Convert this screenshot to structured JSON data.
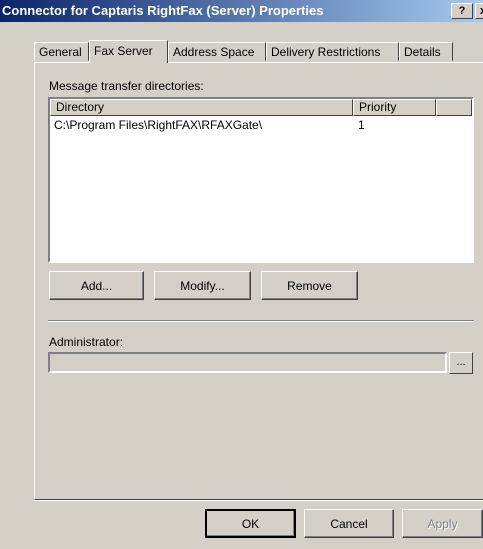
{
  "window": {
    "title": "Connector for Captaris RightFax (Server) Properties",
    "help_label": "?",
    "close_label": "x"
  },
  "tabs": [
    {
      "label": "General",
      "active": false
    },
    {
      "label": "Fax Server",
      "active": true
    },
    {
      "label": "Address Space",
      "active": false
    },
    {
      "label": "Delivery Restrictions",
      "active": false
    },
    {
      "label": "Details",
      "active": false
    }
  ],
  "fax_server": {
    "mtd_label": "Message transfer directories:",
    "columns": [
      "Directory",
      "Priority"
    ],
    "rows": [
      {
        "directory": "C:\\Program Files\\RightFAX\\RFAXGate\\",
        "priority": "1"
      }
    ],
    "buttons": {
      "add": "Add...",
      "modify": "Modify...",
      "remove": "Remove"
    },
    "admin_label": "Administrator:",
    "admin_value": "",
    "browse_label": "..."
  },
  "footer": {
    "ok": "OK",
    "cancel": "Cancel",
    "apply": "Apply"
  }
}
=-=-=-=-=
### [Exercise requirements]
Quote each record exactly as it stands, minus the pictures.

### [Exercise result]
Convert this screenshot to structured JSON data.
{
  "window": {
    "title": "Connector for Captaris RightFax (Server) Properties",
    "help_label": "?",
    "close_label": "x"
  },
  "tabs": [
    {
      "label": "General",
      "active": false
    },
    {
      "label": "Fax Server",
      "active": true
    },
    {
      "label": "Address Space",
      "active": false
    },
    {
      "label": "Delivery Restrictions",
      "active": false
    },
    {
      "label": "Details",
      "active": false
    }
  ],
  "fax_server": {
    "mtd_label": "Message transfer directories:",
    "columns": [
      "Directory",
      "Priority"
    ],
    "rows": [
      {
        "directory": "C:\\Program Files\\RightFAX\\RFAXGate\\",
        "priority": "1"
      }
    ],
    "buttons": {
      "add": "Add...",
      "modify": "Modify...",
      "remove": "Remove"
    },
    "admin_label": "Administrator:",
    "admin_value": "",
    "browse_label": "..."
  },
  "footer": {
    "ok": "OK",
    "cancel": "Cancel",
    "apply": "Apply"
  }
}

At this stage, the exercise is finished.